** Begin Data to process **

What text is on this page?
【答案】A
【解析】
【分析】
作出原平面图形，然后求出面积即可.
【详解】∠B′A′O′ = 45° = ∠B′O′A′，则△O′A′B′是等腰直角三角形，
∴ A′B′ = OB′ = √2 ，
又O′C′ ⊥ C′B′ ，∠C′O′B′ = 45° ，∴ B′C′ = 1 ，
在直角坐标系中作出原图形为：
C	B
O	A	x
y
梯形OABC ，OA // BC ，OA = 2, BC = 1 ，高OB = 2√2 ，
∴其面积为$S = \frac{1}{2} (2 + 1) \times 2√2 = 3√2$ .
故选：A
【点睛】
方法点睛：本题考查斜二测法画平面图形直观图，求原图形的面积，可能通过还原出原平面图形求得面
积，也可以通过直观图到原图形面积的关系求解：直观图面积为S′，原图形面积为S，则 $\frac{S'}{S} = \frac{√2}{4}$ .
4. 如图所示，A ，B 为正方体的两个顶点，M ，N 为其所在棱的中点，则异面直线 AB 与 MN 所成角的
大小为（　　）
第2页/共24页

** End Data to process **

- [Written problem]: Retype the whole listing above exactly.

- [Solved problem]:
What text is on this page?
【答案】A
【解析】
【分析】
作出原平面图形，然后求出面积即可.
【详解】∠B′A′O′ = 45° = ∠B′O′A′，则△O′A′B′是等腰直角三角形，
∴ A′B′ = OB′ = √2 ，
又O′C′ ⊥ C′B′ ，∠C′O′B′ = 45° ，∴ B′C′ = 1 ，
在直角坐标系中作出原图形为：
C	B
O	A	x
y
梯形OABC ，OA // BC ，OA = 2, BC = 1 ，高OB = 2√2 ，
∴其面积为$S = \frac{1}{2} (2 + 1) \times 2√2 = 3√2$ .
故选：A
【点睛】
方法点睛：本题考查斜二测法画平面图形直观图，求原图形的面积，可能通过还原出原平面图形求得面
积，也可以通过直观图到原图形面积的关系求解：直观图面积为S′，原图形面积为S，则 $\frac{S'}{S} = \frac{√2}{4}$ .
4. 如图所示，A ，B 为正方体的两个顶点，M ，N 为其所在棱的中点，则异面直线 AB 与 MN 所成角的
大小为（　　）
第2页/共24页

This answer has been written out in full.